Of all the lines in the material, how many include the word "color"? Reply with the number alone.

— BEGIN INPUT ROWS —

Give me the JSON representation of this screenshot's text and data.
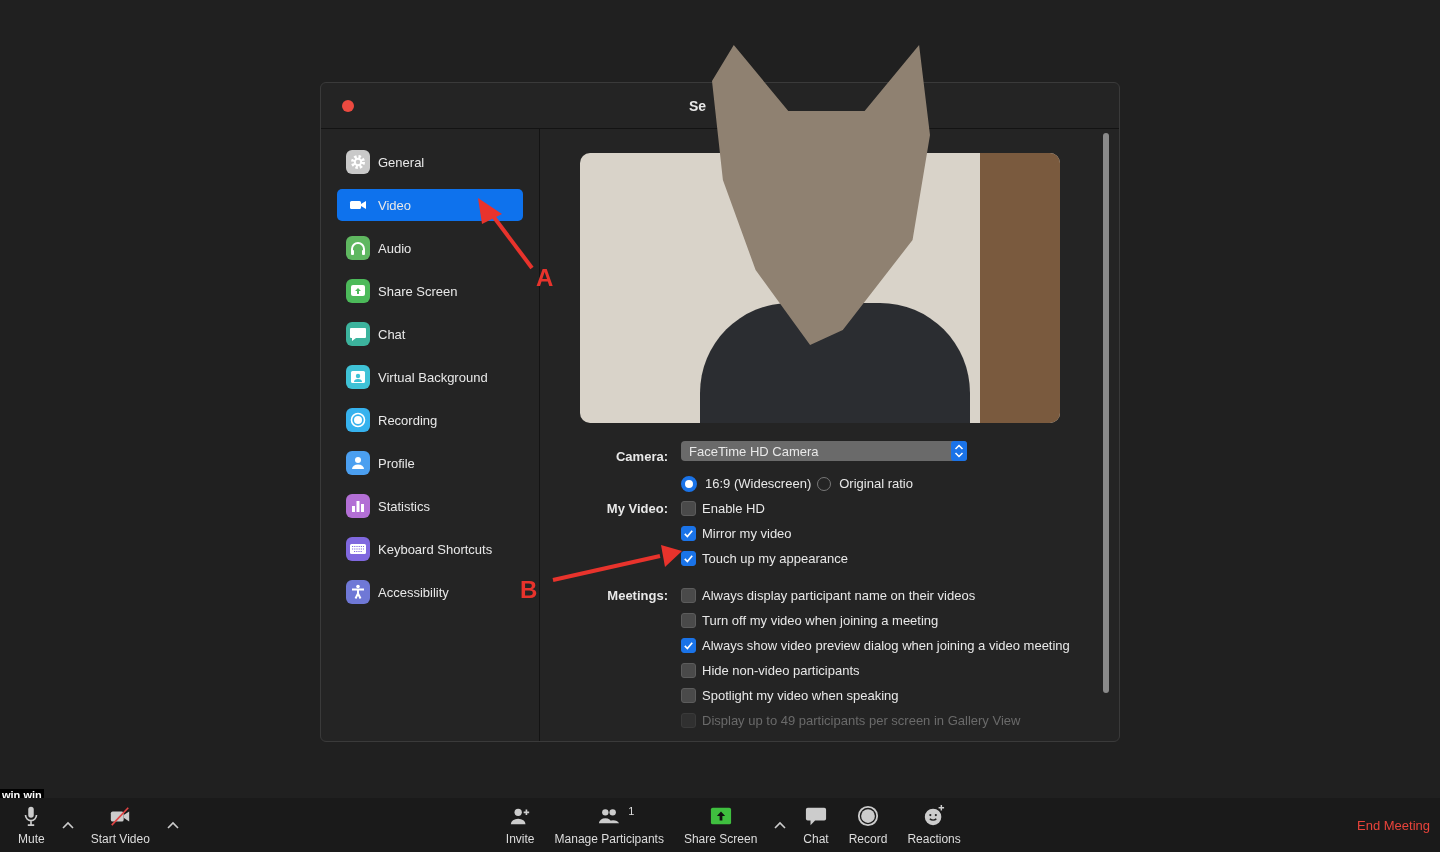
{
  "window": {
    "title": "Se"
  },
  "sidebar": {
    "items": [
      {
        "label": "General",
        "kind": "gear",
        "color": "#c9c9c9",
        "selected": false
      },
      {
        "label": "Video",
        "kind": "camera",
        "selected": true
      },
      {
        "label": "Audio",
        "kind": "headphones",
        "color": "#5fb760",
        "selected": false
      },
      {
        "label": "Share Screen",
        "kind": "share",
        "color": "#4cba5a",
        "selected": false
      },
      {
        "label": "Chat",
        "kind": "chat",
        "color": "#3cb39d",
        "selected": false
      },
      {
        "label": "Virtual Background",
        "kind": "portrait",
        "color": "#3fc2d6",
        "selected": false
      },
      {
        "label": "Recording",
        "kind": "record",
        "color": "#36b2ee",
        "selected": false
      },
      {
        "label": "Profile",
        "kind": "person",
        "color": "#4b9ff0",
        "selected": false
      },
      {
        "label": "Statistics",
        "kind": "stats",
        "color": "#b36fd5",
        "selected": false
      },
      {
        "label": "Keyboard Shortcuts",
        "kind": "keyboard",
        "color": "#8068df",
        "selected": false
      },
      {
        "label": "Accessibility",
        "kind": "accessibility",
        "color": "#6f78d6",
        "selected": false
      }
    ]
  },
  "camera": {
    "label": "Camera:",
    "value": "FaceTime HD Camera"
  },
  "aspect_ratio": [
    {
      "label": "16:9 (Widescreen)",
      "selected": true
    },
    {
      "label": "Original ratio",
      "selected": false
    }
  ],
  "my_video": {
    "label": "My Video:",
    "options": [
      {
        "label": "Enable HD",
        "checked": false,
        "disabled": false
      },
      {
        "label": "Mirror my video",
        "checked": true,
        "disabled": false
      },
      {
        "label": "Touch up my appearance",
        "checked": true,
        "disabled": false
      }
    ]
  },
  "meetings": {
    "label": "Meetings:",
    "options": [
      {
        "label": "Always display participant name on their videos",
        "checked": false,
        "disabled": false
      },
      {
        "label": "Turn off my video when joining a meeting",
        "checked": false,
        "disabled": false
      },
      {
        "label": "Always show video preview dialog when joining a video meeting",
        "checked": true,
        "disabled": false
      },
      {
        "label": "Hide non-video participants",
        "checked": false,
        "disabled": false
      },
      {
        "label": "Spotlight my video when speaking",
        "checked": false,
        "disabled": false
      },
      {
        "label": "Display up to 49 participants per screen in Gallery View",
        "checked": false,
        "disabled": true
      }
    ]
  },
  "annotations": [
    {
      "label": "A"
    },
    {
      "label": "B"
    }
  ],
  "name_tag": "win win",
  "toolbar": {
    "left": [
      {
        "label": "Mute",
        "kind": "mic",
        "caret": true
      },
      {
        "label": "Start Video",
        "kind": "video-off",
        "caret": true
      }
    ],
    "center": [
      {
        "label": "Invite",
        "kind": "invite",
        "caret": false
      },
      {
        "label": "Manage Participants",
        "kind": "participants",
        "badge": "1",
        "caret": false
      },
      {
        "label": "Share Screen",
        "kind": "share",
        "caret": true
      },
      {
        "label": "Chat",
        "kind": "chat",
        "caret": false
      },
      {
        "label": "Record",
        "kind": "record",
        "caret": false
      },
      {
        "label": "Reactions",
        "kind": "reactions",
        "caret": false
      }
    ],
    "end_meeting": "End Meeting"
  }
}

— END INPUT ROWS —

▶ [ANSWER TO THE PROBLEM]:
10